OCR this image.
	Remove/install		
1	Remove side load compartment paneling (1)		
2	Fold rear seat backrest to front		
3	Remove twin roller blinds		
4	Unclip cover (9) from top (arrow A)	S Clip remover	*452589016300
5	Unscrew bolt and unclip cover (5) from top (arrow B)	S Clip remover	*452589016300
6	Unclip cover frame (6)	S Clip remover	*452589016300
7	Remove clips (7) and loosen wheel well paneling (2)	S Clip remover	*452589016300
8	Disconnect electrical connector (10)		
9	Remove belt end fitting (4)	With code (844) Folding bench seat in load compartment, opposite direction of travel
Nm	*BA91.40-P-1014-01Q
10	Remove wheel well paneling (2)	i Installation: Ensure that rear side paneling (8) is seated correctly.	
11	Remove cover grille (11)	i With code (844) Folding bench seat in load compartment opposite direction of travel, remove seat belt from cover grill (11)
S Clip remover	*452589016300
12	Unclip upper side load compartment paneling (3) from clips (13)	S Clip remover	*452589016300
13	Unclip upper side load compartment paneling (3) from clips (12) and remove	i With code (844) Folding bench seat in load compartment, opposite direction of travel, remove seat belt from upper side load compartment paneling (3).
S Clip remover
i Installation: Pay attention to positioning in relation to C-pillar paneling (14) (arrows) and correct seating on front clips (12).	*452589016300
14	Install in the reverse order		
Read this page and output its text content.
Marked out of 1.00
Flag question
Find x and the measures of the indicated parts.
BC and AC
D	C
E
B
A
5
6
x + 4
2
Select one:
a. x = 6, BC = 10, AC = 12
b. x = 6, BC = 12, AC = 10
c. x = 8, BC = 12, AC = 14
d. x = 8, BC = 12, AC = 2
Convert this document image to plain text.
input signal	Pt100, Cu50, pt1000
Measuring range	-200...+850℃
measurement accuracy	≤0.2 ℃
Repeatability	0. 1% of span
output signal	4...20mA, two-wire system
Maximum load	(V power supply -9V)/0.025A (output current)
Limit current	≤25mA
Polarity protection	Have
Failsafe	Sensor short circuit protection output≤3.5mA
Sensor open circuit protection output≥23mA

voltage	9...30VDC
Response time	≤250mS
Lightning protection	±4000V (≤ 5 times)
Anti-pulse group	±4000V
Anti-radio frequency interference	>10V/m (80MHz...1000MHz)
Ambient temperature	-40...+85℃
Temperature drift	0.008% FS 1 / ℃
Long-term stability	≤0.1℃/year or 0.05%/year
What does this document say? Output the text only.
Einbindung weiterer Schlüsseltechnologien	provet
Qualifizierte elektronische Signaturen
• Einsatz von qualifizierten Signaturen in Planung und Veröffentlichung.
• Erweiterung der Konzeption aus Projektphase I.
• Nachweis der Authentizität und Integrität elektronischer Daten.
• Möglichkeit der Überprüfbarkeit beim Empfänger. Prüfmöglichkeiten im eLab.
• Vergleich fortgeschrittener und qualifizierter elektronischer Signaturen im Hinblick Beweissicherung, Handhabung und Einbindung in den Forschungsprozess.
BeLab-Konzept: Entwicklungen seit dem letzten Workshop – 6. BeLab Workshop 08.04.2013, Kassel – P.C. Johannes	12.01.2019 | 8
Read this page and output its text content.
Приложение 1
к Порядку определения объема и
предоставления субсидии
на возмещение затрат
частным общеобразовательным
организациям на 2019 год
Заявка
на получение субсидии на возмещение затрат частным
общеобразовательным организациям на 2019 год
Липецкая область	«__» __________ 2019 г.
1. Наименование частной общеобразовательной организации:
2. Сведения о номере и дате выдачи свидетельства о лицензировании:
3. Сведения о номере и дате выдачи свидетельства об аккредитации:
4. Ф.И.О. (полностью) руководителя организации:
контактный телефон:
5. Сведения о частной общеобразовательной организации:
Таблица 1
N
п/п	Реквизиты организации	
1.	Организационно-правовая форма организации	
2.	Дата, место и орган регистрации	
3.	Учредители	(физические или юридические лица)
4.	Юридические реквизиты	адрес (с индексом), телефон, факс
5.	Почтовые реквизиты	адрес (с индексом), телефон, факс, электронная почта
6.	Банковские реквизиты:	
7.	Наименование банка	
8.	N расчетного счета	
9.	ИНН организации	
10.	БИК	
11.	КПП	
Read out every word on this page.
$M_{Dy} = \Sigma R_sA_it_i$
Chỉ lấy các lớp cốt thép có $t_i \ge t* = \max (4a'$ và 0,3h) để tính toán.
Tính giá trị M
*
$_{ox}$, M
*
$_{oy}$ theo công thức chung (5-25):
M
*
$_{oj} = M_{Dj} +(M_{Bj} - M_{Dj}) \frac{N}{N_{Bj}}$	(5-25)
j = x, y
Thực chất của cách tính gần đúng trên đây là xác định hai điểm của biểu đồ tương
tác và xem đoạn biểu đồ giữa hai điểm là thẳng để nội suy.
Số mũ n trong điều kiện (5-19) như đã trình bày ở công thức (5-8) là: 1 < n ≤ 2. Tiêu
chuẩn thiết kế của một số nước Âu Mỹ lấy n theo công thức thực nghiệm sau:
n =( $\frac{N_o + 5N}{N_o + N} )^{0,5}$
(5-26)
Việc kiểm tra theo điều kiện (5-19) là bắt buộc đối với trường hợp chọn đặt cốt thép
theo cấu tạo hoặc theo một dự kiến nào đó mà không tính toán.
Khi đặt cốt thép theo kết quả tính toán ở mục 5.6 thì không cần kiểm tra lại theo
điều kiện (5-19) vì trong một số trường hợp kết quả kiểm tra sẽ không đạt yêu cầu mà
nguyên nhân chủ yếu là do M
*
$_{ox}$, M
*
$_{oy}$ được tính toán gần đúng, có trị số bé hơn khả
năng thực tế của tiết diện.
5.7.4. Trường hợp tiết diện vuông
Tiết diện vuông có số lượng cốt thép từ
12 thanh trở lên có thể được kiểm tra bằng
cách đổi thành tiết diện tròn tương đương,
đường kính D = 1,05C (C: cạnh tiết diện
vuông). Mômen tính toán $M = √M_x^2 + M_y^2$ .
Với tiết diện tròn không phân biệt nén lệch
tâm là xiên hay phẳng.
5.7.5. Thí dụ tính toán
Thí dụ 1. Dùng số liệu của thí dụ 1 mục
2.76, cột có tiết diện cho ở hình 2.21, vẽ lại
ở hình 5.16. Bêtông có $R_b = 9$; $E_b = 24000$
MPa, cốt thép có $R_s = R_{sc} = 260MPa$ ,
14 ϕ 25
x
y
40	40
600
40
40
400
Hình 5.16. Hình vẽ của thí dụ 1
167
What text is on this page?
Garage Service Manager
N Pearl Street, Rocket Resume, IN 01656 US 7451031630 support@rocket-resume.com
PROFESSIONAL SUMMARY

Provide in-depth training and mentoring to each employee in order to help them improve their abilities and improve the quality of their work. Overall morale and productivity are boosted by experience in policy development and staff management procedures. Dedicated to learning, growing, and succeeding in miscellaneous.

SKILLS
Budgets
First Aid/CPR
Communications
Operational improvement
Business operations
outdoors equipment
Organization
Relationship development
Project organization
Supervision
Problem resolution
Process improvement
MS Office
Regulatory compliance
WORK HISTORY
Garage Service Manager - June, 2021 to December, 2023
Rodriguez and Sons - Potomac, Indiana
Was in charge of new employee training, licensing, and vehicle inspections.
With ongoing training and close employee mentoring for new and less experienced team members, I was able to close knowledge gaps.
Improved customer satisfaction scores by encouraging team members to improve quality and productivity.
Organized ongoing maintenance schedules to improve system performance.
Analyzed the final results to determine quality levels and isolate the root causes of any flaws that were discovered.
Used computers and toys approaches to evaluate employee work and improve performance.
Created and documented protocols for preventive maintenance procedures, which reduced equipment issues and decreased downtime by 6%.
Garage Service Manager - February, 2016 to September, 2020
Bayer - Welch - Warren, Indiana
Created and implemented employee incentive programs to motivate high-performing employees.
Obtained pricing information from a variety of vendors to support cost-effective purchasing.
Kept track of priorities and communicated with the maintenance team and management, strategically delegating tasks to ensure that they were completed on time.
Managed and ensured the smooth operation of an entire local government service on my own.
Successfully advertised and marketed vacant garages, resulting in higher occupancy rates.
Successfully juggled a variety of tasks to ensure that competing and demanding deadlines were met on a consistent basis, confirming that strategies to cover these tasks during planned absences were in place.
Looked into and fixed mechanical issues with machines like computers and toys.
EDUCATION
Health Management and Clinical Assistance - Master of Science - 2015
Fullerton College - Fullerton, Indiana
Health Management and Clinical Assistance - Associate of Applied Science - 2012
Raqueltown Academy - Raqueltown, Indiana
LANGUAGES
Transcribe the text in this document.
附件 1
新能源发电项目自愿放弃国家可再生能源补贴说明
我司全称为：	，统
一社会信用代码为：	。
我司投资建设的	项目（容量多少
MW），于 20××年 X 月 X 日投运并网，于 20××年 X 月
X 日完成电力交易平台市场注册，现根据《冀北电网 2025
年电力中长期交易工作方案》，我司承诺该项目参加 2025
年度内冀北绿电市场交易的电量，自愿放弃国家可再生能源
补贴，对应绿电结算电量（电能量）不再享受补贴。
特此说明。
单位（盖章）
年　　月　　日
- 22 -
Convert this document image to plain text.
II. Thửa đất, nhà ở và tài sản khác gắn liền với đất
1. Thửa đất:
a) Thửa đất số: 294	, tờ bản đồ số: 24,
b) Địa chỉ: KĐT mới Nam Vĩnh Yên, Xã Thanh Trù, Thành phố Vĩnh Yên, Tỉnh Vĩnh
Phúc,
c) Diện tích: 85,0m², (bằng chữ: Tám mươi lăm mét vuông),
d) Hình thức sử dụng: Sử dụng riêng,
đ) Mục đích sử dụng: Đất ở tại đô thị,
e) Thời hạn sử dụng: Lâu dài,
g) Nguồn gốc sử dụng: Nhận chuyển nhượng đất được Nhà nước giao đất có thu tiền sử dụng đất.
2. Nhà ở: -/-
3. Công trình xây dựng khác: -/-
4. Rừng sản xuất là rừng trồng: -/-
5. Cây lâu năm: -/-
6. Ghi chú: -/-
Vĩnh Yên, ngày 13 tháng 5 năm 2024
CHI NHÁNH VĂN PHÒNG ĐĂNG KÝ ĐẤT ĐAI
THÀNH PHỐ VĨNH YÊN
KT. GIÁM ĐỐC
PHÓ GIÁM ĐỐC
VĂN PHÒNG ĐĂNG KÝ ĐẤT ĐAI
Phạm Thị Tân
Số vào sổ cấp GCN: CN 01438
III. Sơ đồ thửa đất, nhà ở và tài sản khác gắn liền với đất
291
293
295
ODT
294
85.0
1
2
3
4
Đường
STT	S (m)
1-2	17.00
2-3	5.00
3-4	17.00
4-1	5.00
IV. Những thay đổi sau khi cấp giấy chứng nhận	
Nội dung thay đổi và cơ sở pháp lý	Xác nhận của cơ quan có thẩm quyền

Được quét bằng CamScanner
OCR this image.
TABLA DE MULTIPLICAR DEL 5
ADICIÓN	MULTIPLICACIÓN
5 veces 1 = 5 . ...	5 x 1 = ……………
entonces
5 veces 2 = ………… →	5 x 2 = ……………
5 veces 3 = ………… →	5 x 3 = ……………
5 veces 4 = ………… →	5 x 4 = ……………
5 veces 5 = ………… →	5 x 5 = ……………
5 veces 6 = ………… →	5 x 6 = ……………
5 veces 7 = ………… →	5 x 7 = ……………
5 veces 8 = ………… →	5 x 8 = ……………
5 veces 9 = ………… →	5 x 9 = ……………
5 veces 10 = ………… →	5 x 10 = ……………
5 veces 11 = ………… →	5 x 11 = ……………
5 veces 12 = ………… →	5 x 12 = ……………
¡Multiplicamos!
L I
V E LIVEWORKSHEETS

-------------------------

WHAT YOU SHOULD DO>
Pull every line containing "частной" from the data.

RESULT BELOW>
1. Наименование частной общеобразовательной организации:
5. Сведения о частной общеобразовательной организации:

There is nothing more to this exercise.